#### LISTED ENTRIES

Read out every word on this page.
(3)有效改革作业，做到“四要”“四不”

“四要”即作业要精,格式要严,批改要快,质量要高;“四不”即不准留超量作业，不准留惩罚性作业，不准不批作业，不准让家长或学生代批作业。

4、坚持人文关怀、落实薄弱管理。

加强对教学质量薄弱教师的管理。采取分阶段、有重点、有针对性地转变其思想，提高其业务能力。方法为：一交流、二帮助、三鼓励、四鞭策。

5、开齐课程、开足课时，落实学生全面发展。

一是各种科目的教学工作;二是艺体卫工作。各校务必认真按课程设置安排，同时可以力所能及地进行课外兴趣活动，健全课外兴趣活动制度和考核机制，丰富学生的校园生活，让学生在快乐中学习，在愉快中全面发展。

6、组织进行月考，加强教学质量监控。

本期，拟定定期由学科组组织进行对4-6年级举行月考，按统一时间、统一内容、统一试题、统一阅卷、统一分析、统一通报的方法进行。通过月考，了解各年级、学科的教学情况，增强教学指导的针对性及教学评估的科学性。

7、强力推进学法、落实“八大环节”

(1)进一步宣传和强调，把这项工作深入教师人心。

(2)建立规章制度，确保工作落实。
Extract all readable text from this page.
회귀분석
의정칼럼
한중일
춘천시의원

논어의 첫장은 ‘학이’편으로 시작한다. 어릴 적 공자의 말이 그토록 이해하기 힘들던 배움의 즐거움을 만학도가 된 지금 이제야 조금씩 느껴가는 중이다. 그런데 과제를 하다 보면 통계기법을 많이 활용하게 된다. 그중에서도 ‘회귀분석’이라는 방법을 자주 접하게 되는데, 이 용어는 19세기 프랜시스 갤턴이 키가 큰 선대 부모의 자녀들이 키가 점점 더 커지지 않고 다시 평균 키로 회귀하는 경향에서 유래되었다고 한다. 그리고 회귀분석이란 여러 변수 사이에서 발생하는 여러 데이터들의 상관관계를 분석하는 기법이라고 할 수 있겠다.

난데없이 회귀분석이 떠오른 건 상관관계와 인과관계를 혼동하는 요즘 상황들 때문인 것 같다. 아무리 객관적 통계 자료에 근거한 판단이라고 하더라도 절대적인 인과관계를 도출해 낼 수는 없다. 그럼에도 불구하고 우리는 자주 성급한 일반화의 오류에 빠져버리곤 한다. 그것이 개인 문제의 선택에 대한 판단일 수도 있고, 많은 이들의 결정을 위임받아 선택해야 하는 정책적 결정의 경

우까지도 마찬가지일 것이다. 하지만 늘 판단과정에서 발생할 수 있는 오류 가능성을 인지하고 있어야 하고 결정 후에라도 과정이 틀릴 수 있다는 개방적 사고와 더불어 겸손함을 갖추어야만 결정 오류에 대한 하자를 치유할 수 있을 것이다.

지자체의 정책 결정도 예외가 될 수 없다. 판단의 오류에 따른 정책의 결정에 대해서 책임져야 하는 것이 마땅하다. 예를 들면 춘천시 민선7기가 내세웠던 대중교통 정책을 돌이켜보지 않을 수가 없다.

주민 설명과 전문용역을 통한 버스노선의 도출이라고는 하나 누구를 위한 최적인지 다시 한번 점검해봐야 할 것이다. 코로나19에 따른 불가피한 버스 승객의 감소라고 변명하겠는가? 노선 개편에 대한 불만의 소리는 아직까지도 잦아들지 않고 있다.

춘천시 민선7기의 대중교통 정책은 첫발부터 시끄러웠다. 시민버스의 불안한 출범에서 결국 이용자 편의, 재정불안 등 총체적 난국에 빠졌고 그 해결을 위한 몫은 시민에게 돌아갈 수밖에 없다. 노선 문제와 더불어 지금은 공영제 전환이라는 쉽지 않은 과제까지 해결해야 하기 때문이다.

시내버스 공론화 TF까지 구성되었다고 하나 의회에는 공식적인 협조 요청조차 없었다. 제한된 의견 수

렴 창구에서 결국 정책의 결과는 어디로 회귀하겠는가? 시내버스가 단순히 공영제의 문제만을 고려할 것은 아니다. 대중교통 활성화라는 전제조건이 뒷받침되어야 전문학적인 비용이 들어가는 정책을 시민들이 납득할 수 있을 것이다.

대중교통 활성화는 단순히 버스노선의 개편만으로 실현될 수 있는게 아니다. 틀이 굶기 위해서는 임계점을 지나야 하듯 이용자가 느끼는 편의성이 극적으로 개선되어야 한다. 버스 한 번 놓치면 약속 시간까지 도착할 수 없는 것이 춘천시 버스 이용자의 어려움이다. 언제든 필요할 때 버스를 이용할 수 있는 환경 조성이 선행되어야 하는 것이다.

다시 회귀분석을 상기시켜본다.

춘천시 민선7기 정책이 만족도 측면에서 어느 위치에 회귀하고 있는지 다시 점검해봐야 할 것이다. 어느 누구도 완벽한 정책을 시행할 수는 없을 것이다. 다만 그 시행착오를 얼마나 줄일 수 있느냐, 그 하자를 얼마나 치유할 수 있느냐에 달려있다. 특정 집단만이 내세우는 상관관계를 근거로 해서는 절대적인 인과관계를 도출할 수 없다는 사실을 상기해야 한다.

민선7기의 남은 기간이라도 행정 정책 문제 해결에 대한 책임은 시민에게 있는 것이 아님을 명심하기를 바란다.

########

— EXERCISE —
Beginning at the line where "Extract all readable text from this page." appears, extract each line through the end of the data above; keep them exact and include nothing else.

— RESULT —
Extract all readable text from this page.
회귀분석
의정칼럼
한중일
춘천시의원

논어의 첫장은 ‘학이’편으로 시작한다. 어릴 적 공자의 말이 그토록 이해하기 힘들던 배움의 즐거움을 만학도가 된 지금 이제야 조금씩 느껴가는 중이다. 그런데 과제를 하다 보면 통계기법을 많이 활용하게 된다. 그중에서도 ‘회귀분석’이라는 방법을 자주 접하게 되는데, 이 용어는 19세기 프랜시스 갤턴이 키가 큰 선대 부모의 자녀들이 키가 점점 더 커지지 않고 다시 평균 키로 회귀하는 경향에서 유래되었다고 한다. 그리고 회귀분석이란 여러 변수 사이에서 발생하는 여러 데이터들의 상관관계를 분석하는 기법이라고 할 수 있겠다.

난데없이 회귀분석이 떠오른 건 상관관계와 인과관계를 혼동하는 요즘 상황들 때문인 것 같다. 아무리 객관적 통계 자료에 근거한 판단이라고 하더라도 절대적인 인과관계를 도출해 낼 수는 없다. 그럼에도 불구하고 우리는 자주 성급한 일반화의 오류에 빠져버리곤 한다. 그것이 개인 문제의 선택에 대한 판단일 수도 있고, 많은 이들의 결정을 위임받아 선택해야 하는 정책적 결정의 경

우까지도 마찬가지일 것이다. 하지만 늘 판단과정에서 발생할 수 있는 오류 가능성을 인지하고 있어야 하고 결정 후에라도 과정이 틀릴 수 있다는 개방적 사고와 더불어 겸손함을 갖추어야만 결정 오류에 대한 하자를 치유할 수 있을 것이다.

지자체의 정책 결정도 예외가 될 수 없다. 판단의 오류에 따른 정책의 결정에 대해서 책임져야 하는 것이 마땅하다. 예를 들면 춘천시 민선7기가 내세웠던 대중교통 정책을 돌이켜보지 않을 수가 없다.

주민 설명과 전문용역을 통한 버스노선의 도출이라고는 하나 누구를 위한 최적인지 다시 한번 점검해봐야 할 것이다. 코로나19에 따른 불가피한 버스 승객의 감소라고 변명하겠는가? 노선 개편에 대한 불만의 소리는 아직까지도 잦아들지 않고 있다.

춘천시 민선7기의 대중교통 정책은 첫발부터 시끄러웠다. 시민버스의 불안한 출범에서 결국 이용자 편의, 재정불안 등 총체적 난국에 빠졌고 그 해결을 위한 몫은 시민에게 돌아갈 수밖에 없다. 노선 문제와 더불어 지금은 공영제 전환이라는 쉽지 않은 과제까지 해결해야 하기 때문이다.

시내버스 공론화 TF까지 구성되었다고 하나 의회에는 공식적인 협조 요청조차 없었다. 제한된 의견 수

렴 창구에서 결국 정책의 결과는 어디로 회귀하겠는가? 시내버스가 단순히 공영제의 문제만을 고려할 것은 아니다. 대중교통 활성화라는 전제조건이 뒷받침되어야 전문학적인 비용이 들어가는 정책을 시민들이 납득할 수 있을 것이다.

대중교통 활성화는 단순히 버스노선의 개편만으로 실현될 수 있는게 아니다. 틀이 굶기 위해서는 임계점을 지나야 하듯 이용자가 느끼는 편의성이 극적으로 개선되어야 한다. 버스 한 번 놓치면 약속 시간까지 도착할 수 없는 것이 춘천시 버스 이용자의 어려움이다. 언제든 필요할 때 버스를 이용할 수 있는 환경 조성이 선행되어야 하는 것이다.

다시 회귀분석을 상기시켜본다.

춘천시 민선7기 정책이 만족도 측면에서 어느 위치에 회귀하고 있는지 다시 점검해봐야 할 것이다. 어느 누구도 완벽한 정책을 시행할 수는 없을 것이다. 다만 그 시행착오를 얼마나 줄일 수 있느냐, 그 하자를 얼마나 치유할 수 있느냐에 달려있다. 특정 집단만이 내세우는 상관관계를 근거로 해서는 절대적인 인과관계를 도출할 수 없다는 사실을 상기해야 한다.

민선7기의 남은 기간이라도 행정 정책 문제 해결에 대한 책임은 시민에게 있는 것이 아님을 명심하기를 바란다.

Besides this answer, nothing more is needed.